### [Short problem A]
According to the forum discussion about Fallout games, who spared New Vegas from the brunt of the war?

=====

1- Completely disagree. There is nothing interactive in TES games. It's all window dressing. Unkillable NPCs. Nothing you do matters at all. No characters that have any depth. That is the opposite of interactive. And they are both equally "open". You can go anywhere you want in both series.

In TES/Fallout 3 the areas and characters feel like they have more to them than a single role in a quest. For example, freeside is supposed to be a big and populated slum, yes? My problem is not that there are too few people but they only used up only the half of the explorable area, the rest feels empty and until a certain quest they remain so then suddenly they become important for that one quest never to return there again after that.

And, it wasn't F3 or TES that is well known for their Invisible walls and convinient long paths around high level areas...
2- Uh, that's part of the lore and the whole point. New Vegas was spared from the brunt of the war by Mr. House. There are many almost untouched areas in both 1 & 2 as well.

If you had played the first two fallouts, you would know that NV was more of a Fallout game than 3.

=====

### [Short problem B]
Reproduce the entries from their first line through the line containing "info-sidebar: ❯❯ Selecting", including both of those lines.

### [Stored rows]

=====

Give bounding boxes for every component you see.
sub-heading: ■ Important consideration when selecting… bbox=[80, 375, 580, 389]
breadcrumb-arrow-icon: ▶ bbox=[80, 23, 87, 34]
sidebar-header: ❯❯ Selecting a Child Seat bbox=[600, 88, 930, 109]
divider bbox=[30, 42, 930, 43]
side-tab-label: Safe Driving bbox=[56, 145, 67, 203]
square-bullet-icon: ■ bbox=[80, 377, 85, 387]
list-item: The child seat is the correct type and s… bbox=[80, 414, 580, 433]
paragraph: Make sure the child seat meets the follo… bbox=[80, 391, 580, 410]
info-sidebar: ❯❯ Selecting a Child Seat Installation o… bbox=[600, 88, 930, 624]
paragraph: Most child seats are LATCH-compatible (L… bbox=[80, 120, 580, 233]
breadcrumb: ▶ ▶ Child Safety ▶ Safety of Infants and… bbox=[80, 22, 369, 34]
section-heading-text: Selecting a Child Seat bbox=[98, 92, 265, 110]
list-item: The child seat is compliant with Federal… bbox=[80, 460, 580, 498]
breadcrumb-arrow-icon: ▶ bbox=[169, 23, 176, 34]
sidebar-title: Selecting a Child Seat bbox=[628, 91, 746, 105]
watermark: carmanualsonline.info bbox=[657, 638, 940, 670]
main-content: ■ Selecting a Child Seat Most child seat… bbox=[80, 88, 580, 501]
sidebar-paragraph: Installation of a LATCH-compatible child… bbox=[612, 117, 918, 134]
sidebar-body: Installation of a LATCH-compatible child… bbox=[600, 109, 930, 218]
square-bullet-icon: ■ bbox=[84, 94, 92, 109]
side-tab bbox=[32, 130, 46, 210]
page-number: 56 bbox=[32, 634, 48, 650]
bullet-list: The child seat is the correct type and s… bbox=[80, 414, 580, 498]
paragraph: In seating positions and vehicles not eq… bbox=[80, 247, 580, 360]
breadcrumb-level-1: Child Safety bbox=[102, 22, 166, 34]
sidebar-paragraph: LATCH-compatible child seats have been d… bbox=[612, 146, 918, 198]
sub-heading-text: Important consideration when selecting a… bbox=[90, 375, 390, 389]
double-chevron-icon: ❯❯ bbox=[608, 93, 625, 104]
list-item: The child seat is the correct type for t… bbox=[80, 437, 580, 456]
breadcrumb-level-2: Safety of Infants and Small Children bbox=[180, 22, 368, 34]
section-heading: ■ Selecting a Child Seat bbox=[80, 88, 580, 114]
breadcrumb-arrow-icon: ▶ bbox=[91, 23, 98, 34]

=====

### [Exercise output A]
Mr. House spared New Vegas from the brunt of the war.

### [Exercise output B]
Give bounding boxes for every component you see.
sub-heading: ■ Important consideration when selecting… bbox=[80, 375, 580, 389]
breadcrumb-arrow-icon: ▶ bbox=[80, 23, 87, 34]
sidebar-header: ❯❯ Selecting a Child Seat bbox=[600, 88, 930, 109]
divider bbox=[30, 42, 930, 43]
side-tab-label: Safe Driving bbox=[56, 145, 67, 203]
square-bullet-icon: ■ bbox=[80, 377, 85, 387]
list-item: The child seat is the correct type and s… bbox=[80, 414, 580, 433]
paragraph: Make sure the child seat meets the follo… bbox=[80, 391, 580, 410]
info-sidebar: ❯❯ Selecting a Child Seat Installation o… bbox=[600, 88, 930, 624]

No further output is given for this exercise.